## SET EXERCISE
An exact copy of all the data is required, with pictures left out.

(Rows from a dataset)
§ §

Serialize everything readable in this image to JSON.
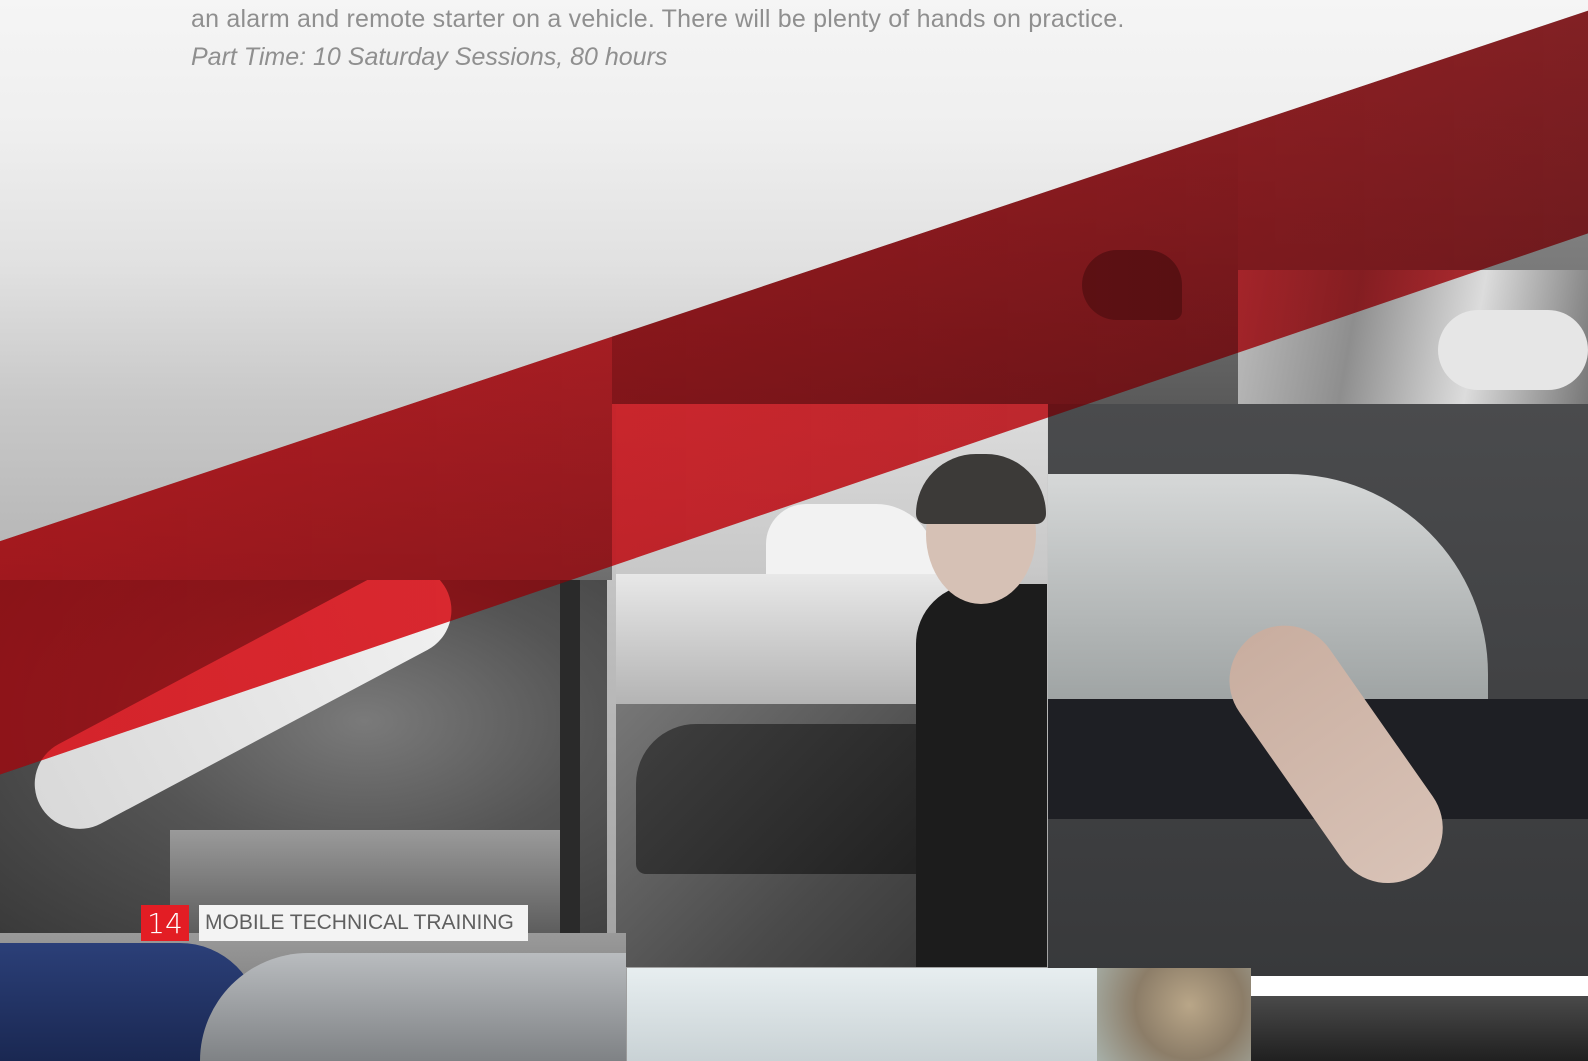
{
  "intro": {
    "line1": "an alarm and remote starter on a vehicle. There will be plenty of hands on practice.",
    "line2": "Part Time:  10 Saturday Sessions, 80 hours"
  },
  "footer": {
    "page_number": "14",
    "section_title": "MOBILE TECHNICAL TRAINING"
  },
  "colors": {
    "accent_red": "#e31d24",
    "text_gray": "#8f8f8f",
    "label_gray": "#5f5f5f"
  }
}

§ §

## REPLY TO THE EXERCISE
Serialize everything readable in this image to JSON.
{
  "intro": {
    "line1": "an alarm and remote starter on a vehicle. There will be plenty of hands on practice.",
    "line2": "Part Time:  10 Saturday Sessions, 80 hours"
  },
  "footer": {
    "page_number": "14",
    "section_title": "MOBILE TECHNICAL TRAINING"
  },
  "colors": {
    "accent_red": "#e31d24",
    "text_gray": "#8f8f8f",
    "label_gray": "#5f5f5f"
  }
}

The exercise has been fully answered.